Problem to work on
Determine the number of lines containing the word "quarter", and state that figure alone.

Records excerpted from a collection:
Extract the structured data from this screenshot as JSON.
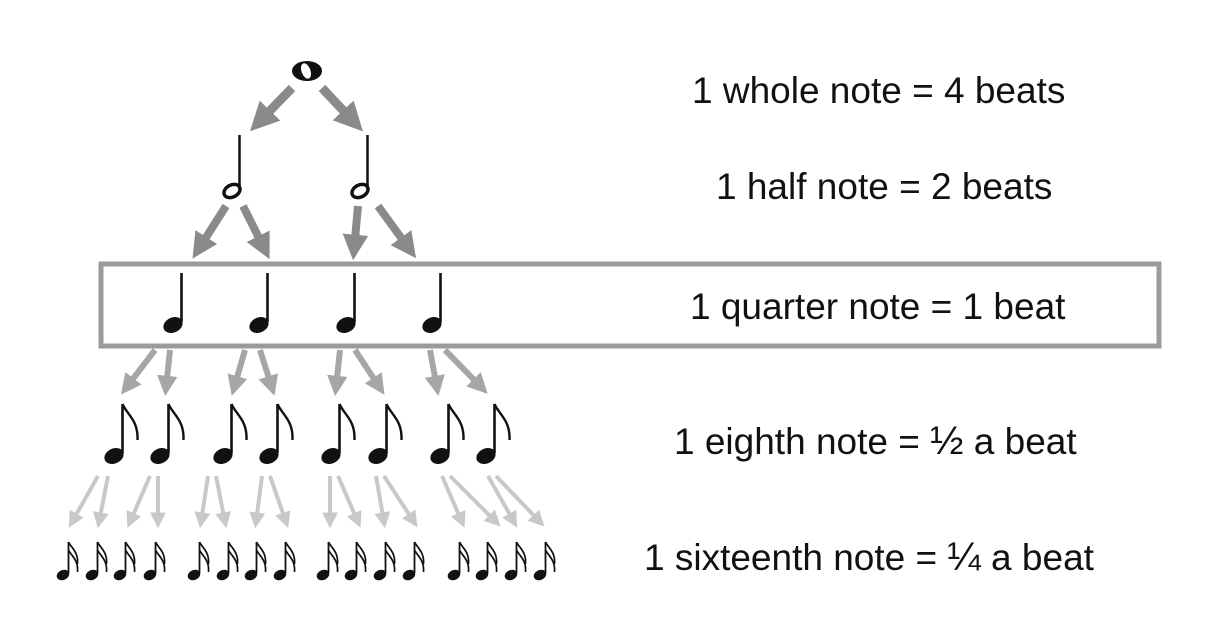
{
  "rows": [
    {
      "id": "whole",
      "label": "1 whole note = 4 beats",
      "count": 1
    },
    {
      "id": "half",
      "label": "1 half note = 2 beats",
      "count": 2
    },
    {
      "id": "quarter",
      "label": "1 quarter note = 1 beat",
      "count": 4,
      "highlighted": true
    },
    {
      "id": "eighth",
      "label_prefix": "1 eighth note = ",
      "label_fraction": "½",
      "label_suffix": " a beat",
      "count": 8
    },
    {
      "id": "sixteenth",
      "label_prefix": "1 sixteenth note = ",
      "label_fraction": "¼",
      "label_suffix": " a beat",
      "count": 16
    }
  ],
  "colors": {
    "arrow_dark": "#8a8a8a",
    "arrow_mid": "#a6a6a6",
    "arrow_light": "#c8c8c8",
    "highlight_box": "#9b9b9b",
    "note": "#111111"
  }
}
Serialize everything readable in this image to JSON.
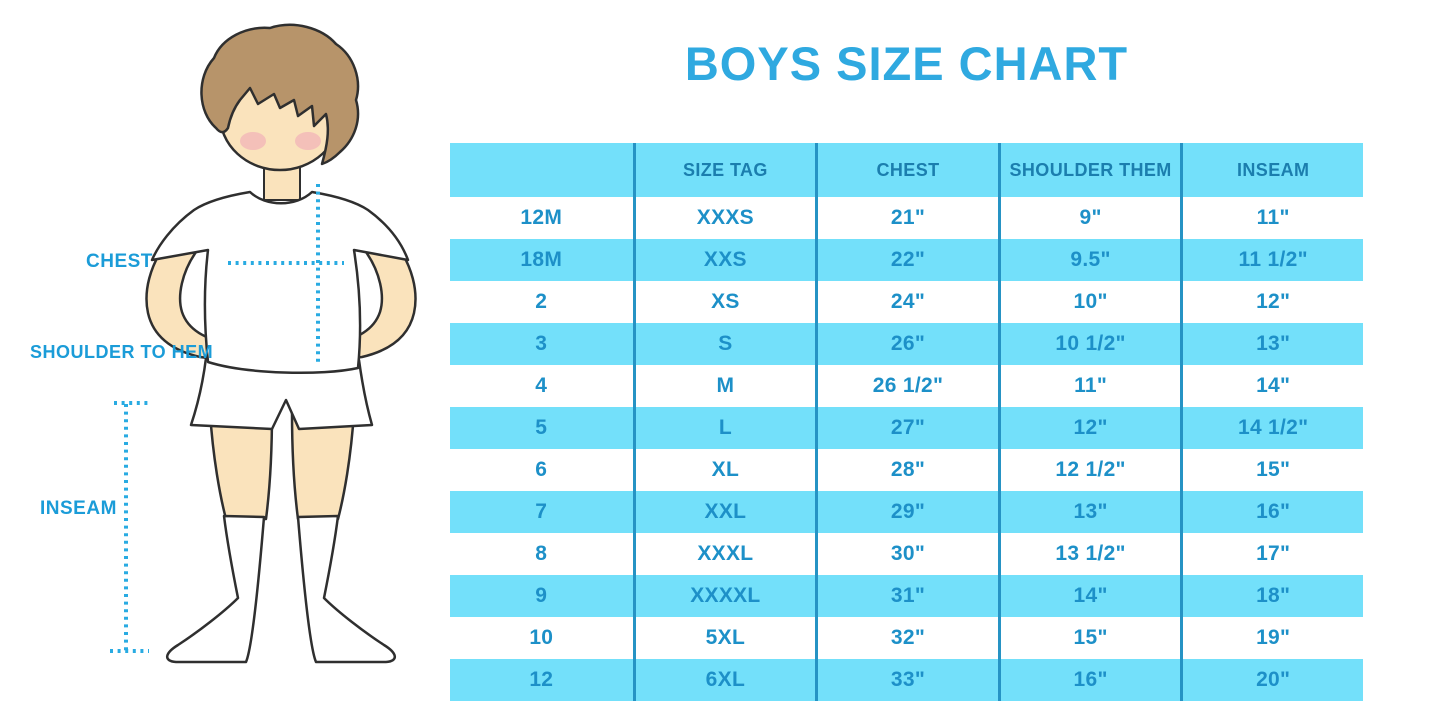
{
  "title": "BOYS SIZE CHART",
  "figure": {
    "labels": {
      "chest": "CHEST",
      "shoulder_to_hem": "SHOULDER TO HEM",
      "inseam": "INSEAM"
    },
    "description": "faceless boy illustration in white t-shirt, shorts and knee socks with dotted measurement guides"
  },
  "colors": {
    "title_blue": "#2FA9E0",
    "label_blue": "#1B9CD8",
    "dotted_line_blue": "#29ABE2",
    "table_stripe_bg": "#73E0FA",
    "table_divider": "#2693C4",
    "header_text": "#1B7EAE",
    "cell_text": "#1D90C8",
    "skin": "#FAE3BC",
    "hair": "#B7946A",
    "blush": "#F0A8B8",
    "outline": "#2F2F2F"
  },
  "chart_data": {
    "type": "table",
    "title": "BOYS SIZE CHART",
    "columns": [
      "",
      "SIZE TAG",
      "CHEST",
      "SHOULDER THEM",
      "INSEAM"
    ],
    "rows": [
      [
        "12M",
        "XXXS",
        "21\"",
        "9\"",
        "11\""
      ],
      [
        "18M",
        "XXS",
        "22\"",
        "9.5\"",
        "11 1/2\""
      ],
      [
        "2",
        "XS",
        "24\"",
        "10\"",
        "12\""
      ],
      [
        "3",
        "S",
        "26\"",
        "10 1/2\"",
        "13\""
      ],
      [
        "4",
        "M",
        "26 1/2\"",
        "11\"",
        "14\""
      ],
      [
        "5",
        "L",
        "27\"",
        "12\"",
        "14 1/2\""
      ],
      [
        "6",
        "XL",
        "28\"",
        "12 1/2\"",
        "15\""
      ],
      [
        "7",
        "XXL",
        "29\"",
        "13\"",
        "16\""
      ],
      [
        "8",
        "XXXL",
        "30\"",
        "13 1/2\"",
        "17\""
      ],
      [
        "9",
        "XXXXL",
        "31\"",
        "14\"",
        "18\""
      ],
      [
        "10",
        "5XL",
        "32\"",
        "15\"",
        "19\""
      ],
      [
        "12",
        "6XL",
        "33\"",
        "16\"",
        "20\""
      ]
    ],
    "layout": {
      "striping": "rows alternate white and light blue, first data row white",
      "header_bg": "#73E0FA",
      "grid": "vertical column dividers only, no horizontal borders",
      "legend_position": "none"
    }
  }
}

Exercise output
2